[Recorded data]:
═══
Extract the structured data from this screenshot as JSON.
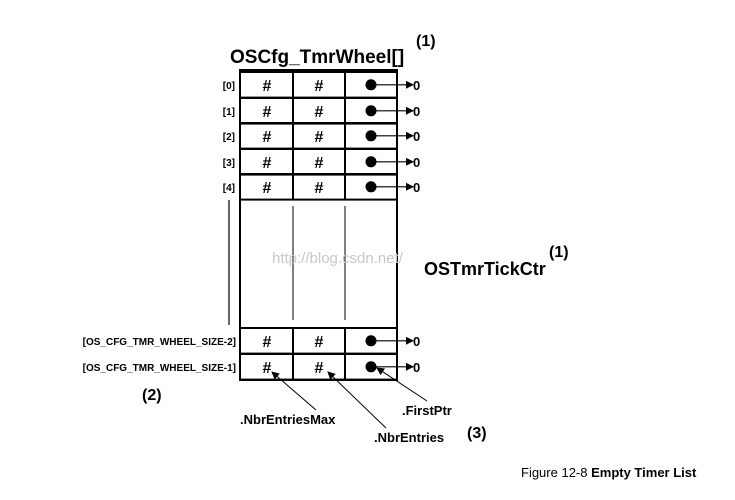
{
  "diagram": {
    "title": "OSCfg_TmrWheel[]",
    "title_note": "(1)",
    "tick_counter_label": "OSTmrTickCtr",
    "tick_counter_note": "(1)",
    "row_indices": [
      "[0]",
      "[1]",
      "[2]",
      "[3]",
      "[4]"
    ],
    "bottom_row_indices": [
      "[OS_CFG_TMR_WHEEL_SIZE-2]",
      "[OS_CFG_TMR_WHEEL_SIZE-1]"
    ],
    "cell_symbol": "#",
    "null_value": "0",
    "bracket_note": "(2)",
    "field_labels": {
      "nbr_entries_max": ".NbrEntriesMax",
      "nbr_entries": ".NbrEntries",
      "first_ptr": ".FirstPtr"
    },
    "field_note": "(3)",
    "watermark": "http://blog.csdn.net/"
  },
  "caption": {
    "prefix": "Figure 12-8 ",
    "title": "Empty Timer List"
  },
  "colors": {
    "ink": "#000000",
    "watermark": "#c8c8c8"
  }
}
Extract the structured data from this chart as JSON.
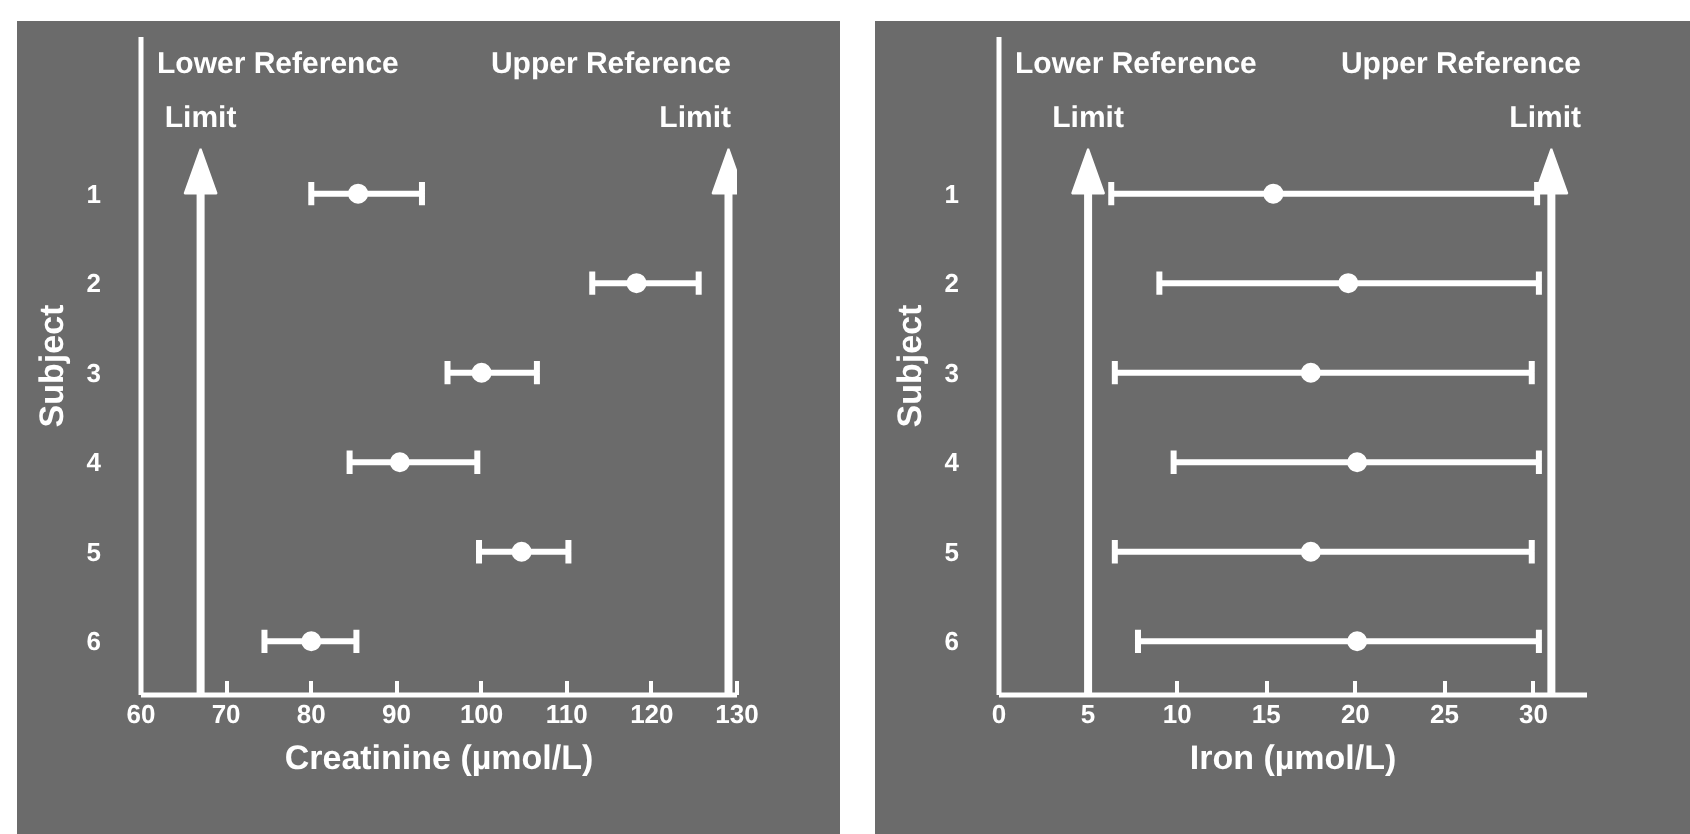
{
  "chart_data": [
    {
      "type": "scatter",
      "orientation": "horizontal",
      "categories": [
        "1",
        "2",
        "3",
        "4",
        "5",
        "6"
      ],
      "xlabel": "Creatinine (µmol/L)",
      "ylabel": "Subject",
      "xlim": [
        60,
        130
      ],
      "xticks": [
        60,
        70,
        80,
        90,
        100,
        110,
        120,
        130
      ],
      "grid": false,
      "marker": "circle",
      "series": [
        {
          "color": "#ffffff",
          "values": [
            85.5,
            118.2,
            100,
            90.4,
            104.7,
            80
          ],
          "errors": [
            [
              80,
              93
            ],
            [
              113,
              125.5
            ],
            [
              96,
              106.5
            ],
            [
              84.5,
              99.5
            ],
            [
              99.7,
              110.2
            ],
            [
              74.5,
              85.3
            ]
          ]
        }
      ],
      "ref_lines": [
        {
          "axis": "x",
          "value": 67,
          "label": "Lower Reference Limit",
          "color": "#ffffff"
        },
        {
          "axis": "x",
          "value": 129,
          "label": "Upper Reference Limit",
          "color": "#ffffff"
        }
      ]
    },
    {
      "type": "scatter",
      "orientation": "horizontal",
      "categories": [
        "1",
        "2",
        "3",
        "4",
        "5",
        "6"
      ],
      "xlabel": "Iron (µmol/L)",
      "ylabel": "Subject",
      "xlim": [
        0,
        33
      ],
      "xticks": [
        0,
        5,
        10,
        15,
        20,
        25,
        30
      ],
      "grid": false,
      "marker": "circle",
      "series": [
        {
          "color": "#ffffff",
          "values": [
            15.4,
            19.6,
            17.5,
            20.1,
            17.5,
            20.1
          ],
          "errors": [
            [
              6.3,
              30.2
            ],
            [
              9,
              30.3
            ],
            [
              6.5,
              29.9
            ],
            [
              9.8,
              30.3
            ],
            [
              6.5,
              29.9
            ],
            [
              7.8,
              30.3
            ]
          ]
        }
      ],
      "ref_lines": [
        {
          "axis": "x",
          "value": 5,
          "label": "Lower Reference Limit",
          "color": "#ffffff"
        },
        {
          "axis": "x",
          "value": 31,
          "label": "Upper Reference Limit",
          "color": "#ffffff"
        }
      ]
    }
  ]
}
═══
Repeat the records in full, exactly as they appear, without the pictures.

Extract the structured data from this screenshot as JSON.
{
  "diagram": {
    "title": "OSCfg_TmrWheel[]",
    "title_note": "(1)",
    "tick_counter_label": "OSTmrTickCtr",
    "tick_counter_note": "(1)",
    "row_indices": [
      "[0]",
      "[1]",
      "[2]",
      "[3]",
      "[4]"
    ],
    "bottom_row_indices": [
      "[OS_CFG_TMR_WHEEL_SIZE-2]",
      "[OS_CFG_TMR_WHEEL_SIZE-1]"
    ],
    "cell_symbol": "#",
    "null_value": "0",
    "bracket_note": "(2)",
    "field_labels": {
      "nbr_entries_max": ".NbrEntriesMax",
      "nbr_entries": ".NbrEntries",
      "first_ptr": ".FirstPtr"
    },
    "field_note": "(3)",
    "watermark": "http://blog.csdn.net/"
  },
  "caption": {
    "prefix": "Figure 12-8 ",
    "title": "Empty Timer List"
  },
  "colors": {
    "ink": "#000000",
    "watermark": "#c8c8c8"
  }
}
Extract the structured data from this chart as JSON.
{
  "chart_data": [
    {
      "type": "scatter",
      "orientation": "horizontal",
      "categories": [
        "1",
        "2",
        "3",
        "4",
        "5",
        "6"
      ],
      "xlabel": "Creatinine (µmol/L)",
      "ylabel": "Subject",
      "xlim": [
        60,
        130
      ],
      "xticks": [
        60,
        70,
        80,
        90,
        100,
        110,
        120,
        130
      ],
      "grid": false,
      "marker": "circle",
      "series": [
        {
          "color": "#ffffff",
          "values": [
            85.5,
            118.2,
            100,
            90.4,
            104.7,
            80
          ],
          "errors": [
            [
              80,
              93
            ],
            [
              113,
              125.5
            ],
            [
              96,
              106.5
            ],
            [
              84.5,
              99.5
            ],
            [
              99.7,
              110.2
            ],
            [
              74.5,
              85.3
            ]
          ]
        }
      ],
      "ref_lines": [
        {
          "axis": "x",
          "value": 67,
          "label": "Lower Reference Limit",
          "color": "#ffffff"
        },
        {
          "axis": "x",
          "value": 129,
          "label": "Upper Reference Limit",
          "color": "#ffffff"
        }
      ]
    },
    {
      "type": "scatter",
      "orientation": "horizontal",
      "categories": [
        "1",
        "2",
        "3",
        "4",
        "5",
        "6"
      ],
      "xlabel": "Iron (µmol/L)",
      "ylabel": "Subject",
      "xlim": [
        0,
        33
      ],
      "xticks": [
        0,
        5,
        10,
        15,
        20,
        25,
        30
      ],
      "grid": false,
      "marker": "circle",
      "series": [
        {
          "color": "#ffffff",
          "values": [
            15.4,
            19.6,
            17.5,
            20.1,
            17.5,
            20.1
          ],
          "errors": [
            [
              6.3,
              30.2
            ],
            [
              9,
              30.3
            ],
            [
              6.5,
              29.9
            ],
            [
              9.8,
              30.3
            ],
            [
              6.5,
              29.9
            ],
            [
              7.8,
              30.3
            ]
          ]
        }
      ],
      "ref_lines": [
        {
          "axis": "x",
          "value": 5,
          "label": "Lower Reference Limit",
          "color": "#ffffff"
        },
        {
          "axis": "x",
          "value": 31,
          "label": "Upper Reference Limit",
          "color": "#ffffff"
        }
      ]
    }
  ]
}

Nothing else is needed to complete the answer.